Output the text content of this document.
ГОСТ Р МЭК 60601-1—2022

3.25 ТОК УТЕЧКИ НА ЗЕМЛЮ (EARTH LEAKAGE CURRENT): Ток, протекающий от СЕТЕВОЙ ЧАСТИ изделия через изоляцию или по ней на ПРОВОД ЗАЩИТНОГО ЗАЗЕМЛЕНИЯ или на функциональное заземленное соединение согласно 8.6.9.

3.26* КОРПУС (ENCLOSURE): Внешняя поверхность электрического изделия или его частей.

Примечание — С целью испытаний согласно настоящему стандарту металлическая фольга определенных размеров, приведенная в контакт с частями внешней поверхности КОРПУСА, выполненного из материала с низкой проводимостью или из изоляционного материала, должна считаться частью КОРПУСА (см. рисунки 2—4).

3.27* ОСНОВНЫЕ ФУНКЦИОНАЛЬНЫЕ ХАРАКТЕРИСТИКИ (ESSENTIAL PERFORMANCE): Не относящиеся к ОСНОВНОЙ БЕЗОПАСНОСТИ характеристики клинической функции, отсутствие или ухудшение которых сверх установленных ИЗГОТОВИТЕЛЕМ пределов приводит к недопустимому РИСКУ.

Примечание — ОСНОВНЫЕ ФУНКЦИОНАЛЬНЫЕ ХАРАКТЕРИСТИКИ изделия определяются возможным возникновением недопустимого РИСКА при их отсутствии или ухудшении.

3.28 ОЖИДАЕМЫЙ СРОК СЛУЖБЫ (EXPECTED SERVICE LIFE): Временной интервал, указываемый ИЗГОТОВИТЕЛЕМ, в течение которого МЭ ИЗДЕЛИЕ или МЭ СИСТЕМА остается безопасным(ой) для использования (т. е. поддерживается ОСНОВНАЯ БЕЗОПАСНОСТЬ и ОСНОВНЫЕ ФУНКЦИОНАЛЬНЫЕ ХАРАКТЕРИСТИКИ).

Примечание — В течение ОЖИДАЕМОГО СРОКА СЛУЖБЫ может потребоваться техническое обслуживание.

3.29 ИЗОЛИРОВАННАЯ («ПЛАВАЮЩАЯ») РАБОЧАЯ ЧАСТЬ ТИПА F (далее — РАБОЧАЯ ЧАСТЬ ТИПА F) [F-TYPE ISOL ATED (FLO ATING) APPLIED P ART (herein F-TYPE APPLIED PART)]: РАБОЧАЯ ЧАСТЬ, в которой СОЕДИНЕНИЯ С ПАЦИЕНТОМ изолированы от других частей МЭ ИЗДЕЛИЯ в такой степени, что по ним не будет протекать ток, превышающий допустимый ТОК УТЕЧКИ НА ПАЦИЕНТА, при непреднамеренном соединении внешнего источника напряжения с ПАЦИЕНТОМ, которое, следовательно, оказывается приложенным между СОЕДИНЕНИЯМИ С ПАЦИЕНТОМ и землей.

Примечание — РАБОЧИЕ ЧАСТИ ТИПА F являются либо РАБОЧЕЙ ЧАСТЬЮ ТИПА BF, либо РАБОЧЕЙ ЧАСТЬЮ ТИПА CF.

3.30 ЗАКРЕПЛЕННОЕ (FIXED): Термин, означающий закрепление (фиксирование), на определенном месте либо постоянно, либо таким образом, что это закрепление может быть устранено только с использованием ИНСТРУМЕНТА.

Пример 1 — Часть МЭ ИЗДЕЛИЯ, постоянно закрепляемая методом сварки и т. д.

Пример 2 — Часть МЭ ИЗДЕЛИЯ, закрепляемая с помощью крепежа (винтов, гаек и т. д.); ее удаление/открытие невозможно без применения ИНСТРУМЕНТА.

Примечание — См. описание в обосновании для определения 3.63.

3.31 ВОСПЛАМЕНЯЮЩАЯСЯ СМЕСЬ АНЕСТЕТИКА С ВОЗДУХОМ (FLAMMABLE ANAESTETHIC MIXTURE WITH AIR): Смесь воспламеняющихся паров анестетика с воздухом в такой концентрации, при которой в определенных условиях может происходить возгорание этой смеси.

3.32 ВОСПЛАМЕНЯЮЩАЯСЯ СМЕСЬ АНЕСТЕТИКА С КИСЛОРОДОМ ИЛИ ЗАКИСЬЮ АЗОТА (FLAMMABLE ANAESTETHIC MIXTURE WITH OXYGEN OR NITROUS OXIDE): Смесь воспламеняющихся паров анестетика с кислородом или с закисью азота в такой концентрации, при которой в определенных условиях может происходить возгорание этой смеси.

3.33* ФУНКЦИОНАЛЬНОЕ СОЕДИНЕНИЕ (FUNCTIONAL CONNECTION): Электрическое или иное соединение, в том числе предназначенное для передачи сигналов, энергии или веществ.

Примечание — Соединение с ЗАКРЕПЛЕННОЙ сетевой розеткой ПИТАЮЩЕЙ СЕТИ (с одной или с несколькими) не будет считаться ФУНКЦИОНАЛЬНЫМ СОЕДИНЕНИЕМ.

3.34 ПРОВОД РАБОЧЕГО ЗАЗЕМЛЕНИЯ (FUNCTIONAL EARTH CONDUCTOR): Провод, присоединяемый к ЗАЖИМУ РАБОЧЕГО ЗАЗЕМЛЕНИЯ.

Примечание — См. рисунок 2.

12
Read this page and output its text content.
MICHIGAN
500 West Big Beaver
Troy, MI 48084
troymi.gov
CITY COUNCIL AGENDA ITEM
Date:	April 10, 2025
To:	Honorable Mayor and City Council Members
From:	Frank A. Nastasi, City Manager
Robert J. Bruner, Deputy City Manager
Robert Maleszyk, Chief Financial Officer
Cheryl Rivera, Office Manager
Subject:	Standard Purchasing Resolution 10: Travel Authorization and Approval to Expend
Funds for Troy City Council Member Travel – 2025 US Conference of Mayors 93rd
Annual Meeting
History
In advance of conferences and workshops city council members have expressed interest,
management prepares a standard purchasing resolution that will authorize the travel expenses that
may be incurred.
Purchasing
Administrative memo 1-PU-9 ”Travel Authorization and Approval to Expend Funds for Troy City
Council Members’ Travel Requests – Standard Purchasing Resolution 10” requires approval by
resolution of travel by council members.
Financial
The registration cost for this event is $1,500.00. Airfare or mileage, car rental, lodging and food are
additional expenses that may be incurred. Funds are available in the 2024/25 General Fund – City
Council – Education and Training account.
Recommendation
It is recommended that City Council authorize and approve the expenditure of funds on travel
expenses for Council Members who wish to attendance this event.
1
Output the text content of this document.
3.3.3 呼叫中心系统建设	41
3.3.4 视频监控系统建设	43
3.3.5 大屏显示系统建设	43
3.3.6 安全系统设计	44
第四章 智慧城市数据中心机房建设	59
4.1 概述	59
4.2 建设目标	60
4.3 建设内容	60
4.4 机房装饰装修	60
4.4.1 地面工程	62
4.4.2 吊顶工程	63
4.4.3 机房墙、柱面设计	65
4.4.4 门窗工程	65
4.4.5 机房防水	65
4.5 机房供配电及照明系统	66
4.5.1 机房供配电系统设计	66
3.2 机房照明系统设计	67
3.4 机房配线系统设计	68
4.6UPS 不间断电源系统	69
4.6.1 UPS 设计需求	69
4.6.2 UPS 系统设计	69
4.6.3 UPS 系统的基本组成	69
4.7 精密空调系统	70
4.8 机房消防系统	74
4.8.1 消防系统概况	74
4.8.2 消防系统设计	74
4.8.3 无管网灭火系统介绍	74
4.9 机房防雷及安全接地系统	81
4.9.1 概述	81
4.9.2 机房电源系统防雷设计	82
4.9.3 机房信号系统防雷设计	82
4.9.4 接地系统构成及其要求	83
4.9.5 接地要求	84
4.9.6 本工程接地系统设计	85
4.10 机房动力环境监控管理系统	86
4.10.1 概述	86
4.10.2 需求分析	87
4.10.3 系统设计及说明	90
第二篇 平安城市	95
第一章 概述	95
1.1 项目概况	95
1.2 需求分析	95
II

*****

Problem
Pull out every line holding "согласно" from the records above, and copy it.

Output below
3.25 ТОК УТЕЧКИ НА ЗЕМЛЮ (EARTH LEAKAGE CURRENT): Ток, протекающий от СЕТЕВОЙ ЧАСТИ изделия через изоляцию или по ней на ПРОВОД ЗАЩИТНОГО ЗАЗЕМЛЕНИЯ или на функциональное заземленное соединение согласно 8.6.9.
Примечание — С целью испытаний согласно настоящему стандарту металлическая фольга определенных размеров, приведенная в контакт с частями внешней поверхности КОРПУСА, выполненного из материала с низкой проводимостью или из изоляционного материала, должна считаться частью КОРПУСА (см. рисунки 2—4).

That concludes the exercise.